| MATERIAL SUPPLIED |
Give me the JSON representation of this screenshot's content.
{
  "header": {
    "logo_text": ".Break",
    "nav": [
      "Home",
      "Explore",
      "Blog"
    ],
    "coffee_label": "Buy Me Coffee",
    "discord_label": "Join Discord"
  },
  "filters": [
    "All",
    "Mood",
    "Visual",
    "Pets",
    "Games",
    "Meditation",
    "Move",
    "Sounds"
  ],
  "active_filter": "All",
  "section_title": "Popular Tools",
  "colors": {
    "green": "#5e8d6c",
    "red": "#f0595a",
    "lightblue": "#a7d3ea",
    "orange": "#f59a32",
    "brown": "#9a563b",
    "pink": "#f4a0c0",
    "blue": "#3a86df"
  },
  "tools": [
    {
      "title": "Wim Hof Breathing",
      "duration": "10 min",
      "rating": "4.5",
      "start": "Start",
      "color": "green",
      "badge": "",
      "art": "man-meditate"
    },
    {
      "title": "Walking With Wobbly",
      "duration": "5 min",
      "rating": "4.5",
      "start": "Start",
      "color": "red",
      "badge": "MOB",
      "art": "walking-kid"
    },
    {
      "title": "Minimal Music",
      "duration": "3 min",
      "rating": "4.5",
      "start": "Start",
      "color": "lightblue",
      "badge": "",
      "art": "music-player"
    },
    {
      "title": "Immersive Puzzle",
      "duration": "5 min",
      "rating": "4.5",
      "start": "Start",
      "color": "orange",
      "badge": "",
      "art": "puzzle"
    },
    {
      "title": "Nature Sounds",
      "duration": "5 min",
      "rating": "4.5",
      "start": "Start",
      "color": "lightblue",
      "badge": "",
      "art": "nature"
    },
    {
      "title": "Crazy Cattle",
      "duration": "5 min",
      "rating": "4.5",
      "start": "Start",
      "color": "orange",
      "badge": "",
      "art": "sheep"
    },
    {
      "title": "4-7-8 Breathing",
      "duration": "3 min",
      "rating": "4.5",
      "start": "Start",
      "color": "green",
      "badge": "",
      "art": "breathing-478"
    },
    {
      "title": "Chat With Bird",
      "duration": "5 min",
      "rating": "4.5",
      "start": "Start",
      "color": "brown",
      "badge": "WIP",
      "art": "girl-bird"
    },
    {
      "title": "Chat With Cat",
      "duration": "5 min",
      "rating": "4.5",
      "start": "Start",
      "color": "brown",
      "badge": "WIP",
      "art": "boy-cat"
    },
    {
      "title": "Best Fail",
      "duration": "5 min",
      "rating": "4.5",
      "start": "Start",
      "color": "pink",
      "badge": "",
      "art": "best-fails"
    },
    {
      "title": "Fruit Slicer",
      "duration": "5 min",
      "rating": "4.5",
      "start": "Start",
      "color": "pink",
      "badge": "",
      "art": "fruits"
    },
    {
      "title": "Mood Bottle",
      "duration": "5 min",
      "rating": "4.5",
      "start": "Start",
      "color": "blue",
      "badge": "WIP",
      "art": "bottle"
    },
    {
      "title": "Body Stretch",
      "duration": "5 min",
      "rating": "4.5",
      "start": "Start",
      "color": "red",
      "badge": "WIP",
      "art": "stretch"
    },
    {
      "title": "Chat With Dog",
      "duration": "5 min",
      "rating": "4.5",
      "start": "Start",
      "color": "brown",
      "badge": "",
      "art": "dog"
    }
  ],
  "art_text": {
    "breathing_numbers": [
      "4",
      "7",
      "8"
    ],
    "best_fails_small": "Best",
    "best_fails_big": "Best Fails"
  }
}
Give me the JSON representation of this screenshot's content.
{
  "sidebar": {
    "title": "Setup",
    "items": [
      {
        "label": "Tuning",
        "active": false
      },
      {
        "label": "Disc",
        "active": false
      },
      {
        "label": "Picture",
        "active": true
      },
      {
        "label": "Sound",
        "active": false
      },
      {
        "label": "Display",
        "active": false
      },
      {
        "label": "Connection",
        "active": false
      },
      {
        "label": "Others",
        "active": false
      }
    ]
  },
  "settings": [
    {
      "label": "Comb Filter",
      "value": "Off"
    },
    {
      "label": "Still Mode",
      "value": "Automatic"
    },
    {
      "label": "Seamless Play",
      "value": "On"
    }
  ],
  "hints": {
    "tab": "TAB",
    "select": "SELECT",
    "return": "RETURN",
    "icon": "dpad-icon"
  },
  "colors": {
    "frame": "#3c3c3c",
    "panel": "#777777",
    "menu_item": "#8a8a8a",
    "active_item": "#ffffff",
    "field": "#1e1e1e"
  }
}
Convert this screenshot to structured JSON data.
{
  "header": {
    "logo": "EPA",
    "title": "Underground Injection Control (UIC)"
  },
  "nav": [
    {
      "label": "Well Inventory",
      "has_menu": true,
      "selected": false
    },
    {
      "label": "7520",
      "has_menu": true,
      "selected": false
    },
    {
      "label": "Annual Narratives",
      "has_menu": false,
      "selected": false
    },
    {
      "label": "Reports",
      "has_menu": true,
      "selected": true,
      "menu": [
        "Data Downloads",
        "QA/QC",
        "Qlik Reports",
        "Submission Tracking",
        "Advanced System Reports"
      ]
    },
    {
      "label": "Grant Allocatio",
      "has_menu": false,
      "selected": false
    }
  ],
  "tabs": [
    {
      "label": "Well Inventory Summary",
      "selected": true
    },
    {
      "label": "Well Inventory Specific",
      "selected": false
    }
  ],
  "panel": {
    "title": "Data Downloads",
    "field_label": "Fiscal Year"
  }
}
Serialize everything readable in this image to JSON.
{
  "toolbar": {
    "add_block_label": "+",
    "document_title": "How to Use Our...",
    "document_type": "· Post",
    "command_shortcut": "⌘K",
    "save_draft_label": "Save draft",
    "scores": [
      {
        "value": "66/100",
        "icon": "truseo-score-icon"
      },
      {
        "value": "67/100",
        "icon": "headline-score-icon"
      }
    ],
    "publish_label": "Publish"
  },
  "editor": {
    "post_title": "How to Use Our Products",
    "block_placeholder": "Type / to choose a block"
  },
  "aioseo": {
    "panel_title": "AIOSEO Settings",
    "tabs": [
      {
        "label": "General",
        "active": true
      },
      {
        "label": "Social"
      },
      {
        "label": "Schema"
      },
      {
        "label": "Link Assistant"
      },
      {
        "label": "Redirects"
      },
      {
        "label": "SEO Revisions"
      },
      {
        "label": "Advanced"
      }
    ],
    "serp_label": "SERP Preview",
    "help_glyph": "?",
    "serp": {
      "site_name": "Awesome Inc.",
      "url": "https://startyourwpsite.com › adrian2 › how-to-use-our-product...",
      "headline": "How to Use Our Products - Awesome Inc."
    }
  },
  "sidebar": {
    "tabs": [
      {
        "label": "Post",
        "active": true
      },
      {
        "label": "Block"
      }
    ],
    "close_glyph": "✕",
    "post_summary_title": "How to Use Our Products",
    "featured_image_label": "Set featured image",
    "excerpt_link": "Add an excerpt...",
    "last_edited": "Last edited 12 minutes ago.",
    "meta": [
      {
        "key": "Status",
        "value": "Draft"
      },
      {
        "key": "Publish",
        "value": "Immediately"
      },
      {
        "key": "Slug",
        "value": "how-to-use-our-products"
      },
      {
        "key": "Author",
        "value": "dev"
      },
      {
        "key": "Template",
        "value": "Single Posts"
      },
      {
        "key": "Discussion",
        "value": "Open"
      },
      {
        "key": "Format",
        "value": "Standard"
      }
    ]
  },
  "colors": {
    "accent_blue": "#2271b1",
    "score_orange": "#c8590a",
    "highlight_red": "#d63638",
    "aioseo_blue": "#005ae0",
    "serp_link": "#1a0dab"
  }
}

| PROBLEM STATEMENT |
Your task is to reproduce the whole listing exactly.

| RESPONSE TO THE EXERCISE |
Give me the JSON representation of this screenshot's content.
{
  "header": {
    "logo_text": ".Break",
    "nav": [
      "Home",
      "Explore",
      "Blog"
    ],
    "coffee_label": "Buy Me Coffee",
    "discord_label": "Join Discord"
  },
  "filters": [
    "All",
    "Mood",
    "Visual",
    "Pets",
    "Games",
    "Meditation",
    "Move",
    "Sounds"
  ],
  "active_filter": "All",
  "section_title": "Popular Tools",
  "colors": {
    "green": "#5e8d6c",
    "red": "#f0595a",
    "lightblue": "#a7d3ea",
    "orange": "#f59a32",
    "brown": "#9a563b",
    "pink": "#f4a0c0",
    "blue": "#3a86df"
  },
  "tools": [
    {
      "title": "Wim Hof Breathing",
      "duration": "10 min",
      "rating": "4.5",
      "start": "Start",
      "color": "green",
      "badge": "",
      "art": "man-meditate"
    },
    {
      "title": "Walking With Wobbly",
      "duration": "5 min",
      "rating": "4.5",
      "start": "Start",
      "color": "red",
      "badge": "MOB",
      "art": "walking-kid"
    },
    {
      "title": "Minimal Music",
      "duration": "3 min",
      "rating": "4.5",
      "start": "Start",
      "color": "lightblue",
      "badge": "",
      "art": "music-player"
    },
    {
      "title": "Immersive Puzzle",
      "duration": "5 min",
      "rating": "4.5",
      "start": "Start",
      "color": "orange",
      "badge": "",
      "art": "puzzle"
    },
    {
      "title": "Nature Sounds",
      "duration": "5 min",
      "rating": "4.5",
      "start": "Start",
      "color": "lightblue",
      "badge": "",
      "art": "nature"
    },
    {
      "title": "Crazy Cattle",
      "duration": "5 min",
      "rating": "4.5",
      "start": "Start",
      "color": "orange",
      "badge": "",
      "art": "sheep"
    },
    {
      "title": "4-7-8 Breathing",
      "duration": "3 min",
      "rating": "4.5",
      "start": "Start",
      "color": "green",
      "badge": "",
      "art": "breathing-478"
    },
    {
      "title": "Chat With Bird",
      "duration": "5 min",
      "rating": "4.5",
      "start": "Start",
      "color": "brown",
      "badge": "WIP",
      "art": "girl-bird"
    },
    {
      "title": "Chat With Cat",
      "duration": "5 min",
      "rating": "4.5",
      "start": "Start",
      "color": "brown",
      "badge": "WIP",
      "art": "boy-cat"
    },
    {
      "title": "Best Fail",
      "duration": "5 min",
      "rating": "4.5",
      "start": "Start",
      "color": "pink",
      "badge": "",
      "art": "best-fails"
    },
    {
      "title": "Fruit Slicer",
      "duration": "5 min",
      "rating": "4.5",
      "start": "Start",
      "color": "pink",
      "badge": "",
      "art": "fruits"
    },
    {
      "title": "Mood Bottle",
      "duration": "5 min",
      "rating": "4.5",
      "start": "Start",
      "color": "blue",
      "badge": "WIP",
      "art": "bottle"
    },
    {
      "title": "Body Stretch",
      "duration": "5 min",
      "rating": "4.5",
      "start": "Start",
      "color": "red",
      "badge": "WIP",
      "art": "stretch"
    },
    {
      "title": "Chat With Dog",
      "duration": "5 min",
      "rating": "4.5",
      "start": "Start",
      "color": "brown",
      "badge": "",
      "art": "dog"
    }
  ],
  "art_text": {
    "breathing_numbers": [
      "4",
      "7",
      "8"
    ],
    "best_fails_small": "Best",
    "best_fails_big": "Best Fails"
  }
}
Give me the JSON representation of this screenshot's content.
{
  "sidebar": {
    "title": "Setup",
    "items": [
      {
        "label": "Tuning",
        "active": false
      },
      {
        "label": "Disc",
        "active": false
      },
      {
        "label": "Picture",
        "active": true
      },
      {
        "label": "Sound",
        "active": false
      },
      {
        "label": "Display",
        "active": false
      },
      {
        "label": "Connection",
        "active": false
      },
      {
        "label": "Others",
        "active": false
      }
    ]
  },
  "settings": [
    {
      "label": "Comb Filter",
      "value": "Off"
    },
    {
      "label": "Still Mode",
      "value": "Automatic"
    },
    {
      "label": "Seamless Play",
      "value": "On"
    }
  ],
  "hints": {
    "tab": "TAB",
    "select": "SELECT",
    "return": "RETURN",
    "icon": "dpad-icon"
  },
  "colors": {
    "frame": "#3c3c3c",
    "panel": "#777777",
    "menu_item": "#8a8a8a",
    "active_item": "#ffffff",
    "field": "#1e1e1e"
  }
}
Convert this screenshot to structured JSON data.
{
  "header": {
    "logo": "EPA",
    "title": "Underground Injection Control (UIC)"
  },
  "nav": [
    {
      "label": "Well Inventory",
      "has_menu": true,
      "selected": false
    },
    {
      "label": "7520",
      "has_menu": true,
      "selected": false
    },
    {
      "label": "Annual Narratives",
      "has_menu": false,
      "selected": false
    },
    {
      "label": "Reports",
      "has_menu": true,
      "selected": true,
      "menu": [
        "Data Downloads",
        "QA/QC",
        "Qlik Reports",
        "Submission Tracking",
        "Advanced System Reports"
      ]
    },
    {
      "label": "Grant Allocatio",
      "has_menu": false,
      "selected": false
    }
  ],
  "tabs": [
    {
      "label": "Well Inventory Summary",
      "selected": true
    },
    {
      "label": "Well Inventory Specific",
      "selected": false
    }
  ],
  "panel": {
    "title": "Data Downloads",
    "field_label": "Fiscal Year"
  }
}
Serialize everything readable in this image to JSON.
{
  "toolbar": {
    "add_block_label": "+",
    "document_title": "How to Use Our...",
    "document_type": "· Post",
    "command_shortcut": "⌘K",
    "save_draft_label": "Save draft",
    "scores": [
      {
        "value": "66/100",
        "icon": "truseo-score-icon"
      },
      {
        "value": "67/100",
        "icon": "headline-score-icon"
      }
    ],
    "publish_label": "Publish"
  },
  "editor": {
    "post_title": "How to Use Our Products",
    "block_placeholder": "Type / to choose a block"
  },
  "aioseo": {
    "panel_title": "AIOSEO Settings",
    "tabs": [
      {
        "label": "General",
        "active": true
      },
      {
        "label": "Social"
      },
      {
        "label": "Schema"
      },
      {
        "label": "Link Assistant"
      },
      {
        "label": "Redirects"
      },
      {
        "label": "SEO Revisions"
      },
      {
        "label": "Advanced"
      }
    ],
    "serp_label": "SERP Preview",
    "help_glyph": "?",
    "serp": {
      "site_name": "Awesome Inc.",
      "url": "https://startyourwpsite.com › adrian2 › how-to-use-our-product...",
      "headline": "How to Use Our Products - Awesome Inc."
    }
  },
  "sidebar": {
    "tabs": [
      {
        "label": "Post",
        "active": true
      },
      {
        "label": "Block"
      }
    ],
    "close_glyph": "✕",
    "post_summary_title": "How to Use Our Products",
    "featured_image_label": "Set featured image",
    "excerpt_link": "Add an excerpt...",
    "last_edited": "Last edited 12 minutes ago.",
    "meta": [
      {
        "key": "Status",
        "value": "Draft"
      },
      {
        "key": "Publish",
        "value": "Immediately"
      },
      {
        "key": "Slug",
        "value": "how-to-use-our-products"
      },
      {
        "key": "Author",
        "value": "dev"
      },
      {
        "key": "Template",
        "value": "Single Posts"
      },
      {
        "key": "Discussion",
        "value": "Open"
      },
      {
        "key": "Format",
        "value": "Standard"
      }
    ]
  },
  "colors": {
    "accent_blue": "#2271b1",
    "score_orange": "#c8590a",
    "highlight_red": "#d63638",
    "aioseo_blue": "#005ae0",
    "serp_link": "#1a0dab"
  }
}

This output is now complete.